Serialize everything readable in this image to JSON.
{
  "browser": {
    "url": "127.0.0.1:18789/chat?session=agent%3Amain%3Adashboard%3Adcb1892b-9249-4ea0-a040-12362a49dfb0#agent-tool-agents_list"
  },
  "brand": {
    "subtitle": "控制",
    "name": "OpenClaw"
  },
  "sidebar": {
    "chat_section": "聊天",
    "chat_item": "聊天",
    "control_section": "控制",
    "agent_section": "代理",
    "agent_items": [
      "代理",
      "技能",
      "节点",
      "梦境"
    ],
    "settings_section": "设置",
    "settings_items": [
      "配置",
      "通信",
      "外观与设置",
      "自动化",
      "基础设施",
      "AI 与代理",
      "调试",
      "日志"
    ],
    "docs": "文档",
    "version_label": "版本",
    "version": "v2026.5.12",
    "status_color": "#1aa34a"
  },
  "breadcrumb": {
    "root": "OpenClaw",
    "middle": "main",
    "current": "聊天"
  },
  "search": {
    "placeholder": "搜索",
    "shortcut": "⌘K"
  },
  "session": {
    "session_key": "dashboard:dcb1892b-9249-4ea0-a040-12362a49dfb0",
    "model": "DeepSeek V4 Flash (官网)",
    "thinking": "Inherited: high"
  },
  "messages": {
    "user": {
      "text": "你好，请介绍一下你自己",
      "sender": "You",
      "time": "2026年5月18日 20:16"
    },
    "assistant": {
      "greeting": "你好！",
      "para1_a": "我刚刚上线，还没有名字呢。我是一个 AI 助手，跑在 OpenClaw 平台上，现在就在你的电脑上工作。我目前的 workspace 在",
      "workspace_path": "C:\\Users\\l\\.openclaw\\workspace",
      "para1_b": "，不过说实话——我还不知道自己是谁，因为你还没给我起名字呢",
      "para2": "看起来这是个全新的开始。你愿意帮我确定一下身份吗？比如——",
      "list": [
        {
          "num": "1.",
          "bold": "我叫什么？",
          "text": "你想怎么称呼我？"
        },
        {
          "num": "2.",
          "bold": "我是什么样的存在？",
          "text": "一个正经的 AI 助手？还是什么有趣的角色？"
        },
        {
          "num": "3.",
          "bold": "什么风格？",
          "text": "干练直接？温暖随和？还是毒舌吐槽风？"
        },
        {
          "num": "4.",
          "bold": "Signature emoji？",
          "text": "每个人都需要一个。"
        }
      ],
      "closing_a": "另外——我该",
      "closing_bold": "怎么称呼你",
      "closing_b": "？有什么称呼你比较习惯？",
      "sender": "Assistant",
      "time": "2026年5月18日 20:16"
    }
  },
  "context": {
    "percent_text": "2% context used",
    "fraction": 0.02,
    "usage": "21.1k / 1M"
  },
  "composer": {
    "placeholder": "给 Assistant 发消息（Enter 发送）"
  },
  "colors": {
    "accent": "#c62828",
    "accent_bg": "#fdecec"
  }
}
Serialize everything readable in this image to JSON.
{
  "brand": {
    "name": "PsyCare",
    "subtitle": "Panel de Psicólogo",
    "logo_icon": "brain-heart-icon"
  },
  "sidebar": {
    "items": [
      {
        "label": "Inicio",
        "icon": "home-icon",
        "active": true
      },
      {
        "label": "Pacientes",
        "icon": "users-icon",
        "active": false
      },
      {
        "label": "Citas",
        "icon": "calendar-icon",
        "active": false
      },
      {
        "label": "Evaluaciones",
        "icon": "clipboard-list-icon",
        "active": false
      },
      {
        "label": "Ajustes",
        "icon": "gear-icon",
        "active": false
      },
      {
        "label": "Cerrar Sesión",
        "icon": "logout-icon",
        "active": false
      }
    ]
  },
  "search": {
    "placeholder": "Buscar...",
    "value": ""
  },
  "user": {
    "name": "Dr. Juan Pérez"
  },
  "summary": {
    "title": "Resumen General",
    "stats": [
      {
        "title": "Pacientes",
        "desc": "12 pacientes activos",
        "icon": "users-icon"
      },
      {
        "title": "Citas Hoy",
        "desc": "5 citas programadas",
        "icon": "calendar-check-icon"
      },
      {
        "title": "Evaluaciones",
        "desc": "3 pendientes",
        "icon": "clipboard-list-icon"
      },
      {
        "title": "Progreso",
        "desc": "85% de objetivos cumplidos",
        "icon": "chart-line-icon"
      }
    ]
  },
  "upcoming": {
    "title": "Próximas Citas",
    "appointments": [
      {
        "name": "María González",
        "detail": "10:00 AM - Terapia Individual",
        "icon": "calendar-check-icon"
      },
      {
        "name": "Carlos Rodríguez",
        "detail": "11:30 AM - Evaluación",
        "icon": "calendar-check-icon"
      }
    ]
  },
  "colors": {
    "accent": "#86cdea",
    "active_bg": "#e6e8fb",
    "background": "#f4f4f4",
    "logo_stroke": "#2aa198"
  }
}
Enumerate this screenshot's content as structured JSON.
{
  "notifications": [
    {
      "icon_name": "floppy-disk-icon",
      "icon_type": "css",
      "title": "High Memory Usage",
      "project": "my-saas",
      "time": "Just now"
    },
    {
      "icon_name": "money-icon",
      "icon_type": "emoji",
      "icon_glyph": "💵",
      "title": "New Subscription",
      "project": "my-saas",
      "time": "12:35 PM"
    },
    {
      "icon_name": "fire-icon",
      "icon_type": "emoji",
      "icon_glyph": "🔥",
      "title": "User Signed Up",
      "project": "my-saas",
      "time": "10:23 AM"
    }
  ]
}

::::::::::

### TASK BRIEF
Repeat all the entries word for word.

### ANSWER TO THIS EXERCISE
Serialize everything readable in this image to JSON.
{
  "browser": {
    "url": "127.0.0.1:18789/chat?session=agent%3Amain%3Adashboard%3Adcb1892b-9249-4ea0-a040-12362a49dfb0#agent-tool-agents_list"
  },
  "brand": {
    "subtitle": "控制",
    "name": "OpenClaw"
  },
  "sidebar": {
    "chat_section": "聊天",
    "chat_item": "聊天",
    "control_section": "控制",
    "agent_section": "代理",
    "agent_items": [
      "代理",
      "技能",
      "节点",
      "梦境"
    ],
    "settings_section": "设置",
    "settings_items": [
      "配置",
      "通信",
      "外观与设置",
      "自动化",
      "基础设施",
      "AI 与代理",
      "调试",
      "日志"
    ],
    "docs": "文档",
    "version_label": "版本",
    "version": "v2026.5.12",
    "status_color": "#1aa34a"
  },
  "breadcrumb": {
    "root": "OpenClaw",
    "middle": "main",
    "current": "聊天"
  },
  "search": {
    "placeholder": "搜索",
    "shortcut": "⌘K"
  },
  "session": {
    "session_key": "dashboard:dcb1892b-9249-4ea0-a040-12362a49dfb0",
    "model": "DeepSeek V4 Flash (官网)",
    "thinking": "Inherited: high"
  },
  "messages": {
    "user": {
      "text": "你好，请介绍一下你自己",
      "sender": "You",
      "time": "2026年5月18日 20:16"
    },
    "assistant": {
      "greeting": "你好！",
      "para1_a": "我刚刚上线，还没有名字呢。我是一个 AI 助手，跑在 OpenClaw 平台上，现在就在你的电脑上工作。我目前的 workspace 在",
      "workspace_path": "C:\\Users\\l\\.openclaw\\workspace",
      "para1_b": "，不过说实话——我还不知道自己是谁，因为你还没给我起名字呢",
      "para2": "看起来这是个全新的开始。你愿意帮我确定一下身份吗？比如——",
      "list": [
        {
          "num": "1.",
          "bold": "我叫什么？",
          "text": "你想怎么称呼我？"
        },
        {
          "num": "2.",
          "bold": "我是什么样的存在？",
          "text": "一个正经的 AI 助手？还是什么有趣的角色？"
        },
        {
          "num": "3.",
          "bold": "什么风格？",
          "text": "干练直接？温暖随和？还是毒舌吐槽风？"
        },
        {
          "num": "4.",
          "bold": "Signature emoji？",
          "text": "每个人都需要一个。"
        }
      ],
      "closing_a": "另外——我该",
      "closing_bold": "怎么称呼你",
      "closing_b": "？有什么称呼你比较习惯？",
      "sender": "Assistant",
      "time": "2026年5月18日 20:16"
    }
  },
  "context": {
    "percent_text": "2% context used",
    "fraction": 0.02,
    "usage": "21.1k / 1M"
  },
  "composer": {
    "placeholder": "给 Assistant 发消息（Enter 发送）"
  },
  "colors": {
    "accent": "#c62828",
    "accent_bg": "#fdecec"
  }
}
Serialize everything readable in this image to JSON.
{
  "brand": {
    "name": "PsyCare",
    "subtitle": "Panel de Psicólogo",
    "logo_icon": "brain-heart-icon"
  },
  "sidebar": {
    "items": [
      {
        "label": "Inicio",
        "icon": "home-icon",
        "active": true
      },
      {
        "label": "Pacientes",
        "icon": "users-icon",
        "active": false
      },
      {
        "label": "Citas",
        "icon": "calendar-icon",
        "active": false
      },
      {
        "label": "Evaluaciones",
        "icon": "clipboard-list-icon",
        "active": false
      },
      {
        "label": "Ajustes",
        "icon": "gear-icon",
        "active": false
      },
      {
        "label": "Cerrar Sesión",
        "icon": "logout-icon",
        "active": false
      }
    ]
  },
  "search": {
    "placeholder": "Buscar...",
    "value": ""
  },
  "user": {
    "name": "Dr. Juan Pérez"
  },
  "summary": {
    "title": "Resumen General",
    "stats": [
      {
        "title": "Pacientes",
        "desc": "12 pacientes activos",
        "icon": "users-icon"
      },
      {
        "title": "Citas Hoy",
        "desc": "5 citas programadas",
        "icon": "calendar-check-icon"
      },
      {
        "title": "Evaluaciones",
        "desc": "3 pendientes",
        "icon": "clipboard-list-icon"
      },
      {
        "title": "Progreso",
        "desc": "85% de objetivos cumplidos",
        "icon": "chart-line-icon"
      }
    ]
  },
  "upcoming": {
    "title": "Próximas Citas",
    "appointments": [
      {
        "name": "María González",
        "detail": "10:00 AM - Terapia Individual",
        "icon": "calendar-check-icon"
      },
      {
        "name": "Carlos Rodríguez",
        "detail": "11:30 AM - Evaluación",
        "icon": "calendar-check-icon"
      }
    ]
  },
  "colors": {
    "accent": "#86cdea",
    "active_bg": "#e6e8fb",
    "background": "#f4f4f4",
    "logo_stroke": "#2aa198"
  }
}
Enumerate this screenshot's content as structured JSON.
{
  "notifications": [
    {
      "icon_name": "floppy-disk-icon",
      "icon_type": "css",
      "title": "High Memory Usage",
      "project": "my-saas",
      "time": "Just now"
    },
    {
      "icon_name": "money-icon",
      "icon_type": "emoji",
      "icon_glyph": "💵",
      "title": "New Subscription",
      "project": "my-saas",
      "time": "12:35 PM"
    },
    {
      "icon_name": "fire-icon",
      "icon_type": "emoji",
      "icon_glyph": "🔥",
      "title": "User Signed Up",
      "project": "my-saas",
      "time": "10:23 AM"
    }
  ]
}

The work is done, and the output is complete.